**Exercise details:** Copy out every record below, word for word.

**Material for this exercise:**

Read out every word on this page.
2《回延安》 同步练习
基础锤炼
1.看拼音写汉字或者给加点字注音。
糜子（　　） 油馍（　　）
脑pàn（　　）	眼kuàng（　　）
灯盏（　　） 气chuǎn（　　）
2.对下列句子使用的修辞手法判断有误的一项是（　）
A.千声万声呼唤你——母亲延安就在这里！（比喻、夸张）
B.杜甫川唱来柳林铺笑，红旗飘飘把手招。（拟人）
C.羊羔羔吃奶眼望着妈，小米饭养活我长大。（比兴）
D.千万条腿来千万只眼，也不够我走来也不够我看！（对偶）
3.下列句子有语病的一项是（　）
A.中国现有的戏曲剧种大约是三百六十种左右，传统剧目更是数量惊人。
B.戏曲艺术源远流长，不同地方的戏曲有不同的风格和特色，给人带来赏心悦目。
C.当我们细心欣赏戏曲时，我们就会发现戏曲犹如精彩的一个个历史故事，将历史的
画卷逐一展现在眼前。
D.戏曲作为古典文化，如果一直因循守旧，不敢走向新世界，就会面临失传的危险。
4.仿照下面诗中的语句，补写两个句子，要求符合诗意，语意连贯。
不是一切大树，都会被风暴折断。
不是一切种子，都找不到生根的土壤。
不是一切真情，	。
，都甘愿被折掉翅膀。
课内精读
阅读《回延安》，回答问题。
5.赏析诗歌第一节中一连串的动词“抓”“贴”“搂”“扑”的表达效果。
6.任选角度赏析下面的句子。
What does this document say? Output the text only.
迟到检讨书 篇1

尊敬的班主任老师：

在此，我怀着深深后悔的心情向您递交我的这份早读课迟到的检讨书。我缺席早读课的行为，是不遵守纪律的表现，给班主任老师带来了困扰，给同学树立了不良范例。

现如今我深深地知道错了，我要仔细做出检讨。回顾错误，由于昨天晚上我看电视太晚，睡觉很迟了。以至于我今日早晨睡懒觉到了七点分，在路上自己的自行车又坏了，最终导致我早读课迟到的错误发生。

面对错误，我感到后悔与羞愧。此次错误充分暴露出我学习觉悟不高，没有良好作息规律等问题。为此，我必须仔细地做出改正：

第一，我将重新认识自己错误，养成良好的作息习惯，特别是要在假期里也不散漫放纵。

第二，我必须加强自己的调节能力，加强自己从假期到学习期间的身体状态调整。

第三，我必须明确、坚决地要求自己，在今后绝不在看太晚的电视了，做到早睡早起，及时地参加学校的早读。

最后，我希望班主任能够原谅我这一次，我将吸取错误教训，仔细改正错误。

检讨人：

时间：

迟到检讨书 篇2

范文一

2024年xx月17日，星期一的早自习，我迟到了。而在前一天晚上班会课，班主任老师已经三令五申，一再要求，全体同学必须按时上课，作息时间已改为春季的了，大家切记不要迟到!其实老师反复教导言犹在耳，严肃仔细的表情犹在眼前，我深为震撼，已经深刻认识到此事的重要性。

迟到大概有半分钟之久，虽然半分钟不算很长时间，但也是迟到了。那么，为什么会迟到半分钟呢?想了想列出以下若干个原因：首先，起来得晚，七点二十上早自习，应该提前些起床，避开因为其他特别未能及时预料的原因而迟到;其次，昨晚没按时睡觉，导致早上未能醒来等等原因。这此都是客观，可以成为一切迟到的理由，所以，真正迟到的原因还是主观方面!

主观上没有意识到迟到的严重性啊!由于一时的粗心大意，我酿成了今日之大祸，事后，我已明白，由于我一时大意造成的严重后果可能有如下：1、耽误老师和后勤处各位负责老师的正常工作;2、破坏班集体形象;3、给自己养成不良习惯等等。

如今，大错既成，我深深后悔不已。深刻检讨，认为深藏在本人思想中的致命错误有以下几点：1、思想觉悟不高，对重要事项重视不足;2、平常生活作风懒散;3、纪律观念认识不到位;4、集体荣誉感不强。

**Correct response:**
Read out every word on this page.
2《回延安》 同步练习
基础锤炼
1.看拼音写汉字或者给加点字注音。
糜子（　　） 油馍（　　）
脑pàn（　　）	眼kuàng（　　）
灯盏（　　） 气chuǎn（　　）
2.对下列句子使用的修辞手法判断有误的一项是（　）
A.千声万声呼唤你——母亲延安就在这里！（比喻、夸张）
B.杜甫川唱来柳林铺笑，红旗飘飘把手招。（拟人）
C.羊羔羔吃奶眼望着妈，小米饭养活我长大。（比兴）
D.千万条腿来千万只眼，也不够我走来也不够我看！（对偶）
3.下列句子有语病的一项是（　）
A.中国现有的戏曲剧种大约是三百六十种左右，传统剧目更是数量惊人。
B.戏曲艺术源远流长，不同地方的戏曲有不同的风格和特色，给人带来赏心悦目。
C.当我们细心欣赏戏曲时，我们就会发现戏曲犹如精彩的一个个历史故事，将历史的
画卷逐一展现在眼前。
D.戏曲作为古典文化，如果一直因循守旧，不敢走向新世界，就会面临失传的危险。
4.仿照下面诗中的语句，补写两个句子，要求符合诗意，语意连贯。
不是一切大树，都会被风暴折断。
不是一切种子，都找不到生根的土壤。
不是一切真情，	。
，都甘愿被折掉翅膀。
课内精读
阅读《回延安》，回答问题。
5.赏析诗歌第一节中一连串的动词“抓”“贴”“搂”“扑”的表达效果。
6.任选角度赏析下面的句子。
What does this document say? Output the text only.
迟到检讨书 篇1

尊敬的班主任老师：

在此，我怀着深深后悔的心情向您递交我的这份早读课迟到的检讨书。我缺席早读课的行为，是不遵守纪律的表现，给班主任老师带来了困扰，给同学树立了不良范例。

现如今我深深地知道错了，我要仔细做出检讨。回顾错误，由于昨天晚上我看电视太晚，睡觉很迟了。以至于我今日早晨睡懒觉到了七点分，在路上自己的自行车又坏了，最终导致我早读课迟到的错误发生。

面对错误，我感到后悔与羞愧。此次错误充分暴露出我学习觉悟不高，没有良好作息规律等问题。为此，我必须仔细地做出改正：

第一，我将重新认识自己错误，养成良好的作息习惯，特别是要在假期里也不散漫放纵。

第二，我必须加强自己的调节能力，加强自己从假期到学习期间的身体状态调整。

第三，我必须明确、坚决地要求自己，在今后绝不在看太晚的电视了，做到早睡早起，及时地参加学校的早读。

最后，我希望班主任能够原谅我这一次，我将吸取错误教训，仔细改正错误。

检讨人：

时间：

迟到检讨书 篇2

范文一

2024年xx月17日，星期一的早自习，我迟到了。而在前一天晚上班会课，班主任老师已经三令五申，一再要求，全体同学必须按时上课，作息时间已改为春季的了，大家切记不要迟到!其实老师反复教导言犹在耳，严肃仔细的表情犹在眼前，我深为震撼，已经深刻认识到此事的重要性。

迟到大概有半分钟之久，虽然半分钟不算很长时间，但也是迟到了。那么，为什么会迟到半分钟呢?想了想列出以下若干个原因：首先，起来得晚，七点二十上早自习，应该提前些起床，避开因为其他特别未能及时预料的原因而迟到;其次，昨晚没按时睡觉，导致早上未能醒来等等原因。这此都是客观，可以成为一切迟到的理由，所以，真正迟到的原因还是主观方面!

主观上没有意识到迟到的严重性啊!由于一时的粗心大意，我酿成了今日之大祸，事后，我已明白，由于我一时大意造成的严重后果可能有如下：1、耽误老师和后勤处各位负责老师的正常工作;2、破坏班集体形象;3、给自己养成不良习惯等等。

如今，大错既成，我深深后悔不已。深刻检讨，认为深藏在本人思想中的致命错误有以下几点：1、思想觉悟不高，对重要事项重视不足;2、平常生活作风懒散;3、纪律观念认识不到位;4、集体荣誉感不强。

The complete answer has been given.